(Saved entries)
┄┄┄┄┄┄┄┄┄┄
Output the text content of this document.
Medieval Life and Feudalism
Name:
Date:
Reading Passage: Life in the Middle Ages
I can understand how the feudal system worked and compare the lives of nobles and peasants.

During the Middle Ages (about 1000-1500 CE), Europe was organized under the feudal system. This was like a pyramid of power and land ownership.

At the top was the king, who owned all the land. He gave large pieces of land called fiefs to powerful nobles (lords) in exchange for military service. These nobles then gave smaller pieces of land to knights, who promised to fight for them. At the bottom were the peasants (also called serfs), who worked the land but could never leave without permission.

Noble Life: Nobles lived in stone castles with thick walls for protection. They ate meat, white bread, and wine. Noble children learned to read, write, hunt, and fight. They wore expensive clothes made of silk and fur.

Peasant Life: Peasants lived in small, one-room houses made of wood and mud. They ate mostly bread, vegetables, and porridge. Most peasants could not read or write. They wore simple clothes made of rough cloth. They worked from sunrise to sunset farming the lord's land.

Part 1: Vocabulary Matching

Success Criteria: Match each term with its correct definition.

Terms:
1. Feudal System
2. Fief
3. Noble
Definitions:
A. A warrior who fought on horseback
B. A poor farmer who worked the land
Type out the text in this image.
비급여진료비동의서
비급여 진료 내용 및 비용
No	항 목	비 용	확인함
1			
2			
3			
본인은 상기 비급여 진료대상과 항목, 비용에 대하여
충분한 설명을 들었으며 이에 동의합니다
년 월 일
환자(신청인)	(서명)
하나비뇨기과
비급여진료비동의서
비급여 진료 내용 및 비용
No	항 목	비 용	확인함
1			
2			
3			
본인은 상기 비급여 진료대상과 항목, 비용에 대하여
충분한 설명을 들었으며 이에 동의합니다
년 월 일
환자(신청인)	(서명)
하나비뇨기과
┄┄┄┄┄┄┄┄┄┄
▶ Brief
Each line in the material above must be retyped without alteration.

▶ Result for this task
Output the text content of this document.
Medieval Life and Feudalism
Name:
Date:
Reading Passage: Life in the Middle Ages
I can understand how the feudal system worked and compare the lives of nobles and peasants.

During the Middle Ages (about 1000-1500 CE), Europe was organized under the feudal system. This was like a pyramid of power and land ownership.

At the top was the king, who owned all the land. He gave large pieces of land called fiefs to powerful nobles (lords) in exchange for military service. These nobles then gave smaller pieces of land to knights, who promised to fight for them. At the bottom were the peasants (also called serfs), who worked the land but could never leave without permission.

Noble Life: Nobles lived in stone castles with thick walls for protection. They ate meat, white bread, and wine. Noble children learned to read, write, hunt, and fight. They wore expensive clothes made of silk and fur.

Peasant Life: Peasants lived in small, one-room houses made of wood and mud. They ate mostly bread, vegetables, and porridge. Most peasants could not read or write. They wore simple clothes made of rough cloth. They worked from sunrise to sunset farming the lord's land.

Part 1: Vocabulary Matching

Success Criteria: Match each term with its correct definition.

Terms:
1. Feudal System
2. Fief
3. Noble
Definitions:
A. A warrior who fought on horseback
B. A poor farmer who worked the land
Type out the text in this image.
비급여진료비동의서
비급여 진료 내용 및 비용
No	항 목	비 용	확인함
1			
2			
3			
본인은 상기 비급여 진료대상과 항목, 비용에 대하여
충분한 설명을 들었으며 이에 동의합니다
년 월 일
환자(신청인)	(서명)
하나비뇨기과
비급여진료비동의서
비급여 진료 내용 및 비용
No	항 목	비 용	확인함
1			
2			
3			
본인은 상기 비급여 진료대상과 항목, 비용에 대하여
충분한 설명을 들었으며 이에 동의합니다
년 월 일
환자(신청인)	(서명)
하나비뇨기과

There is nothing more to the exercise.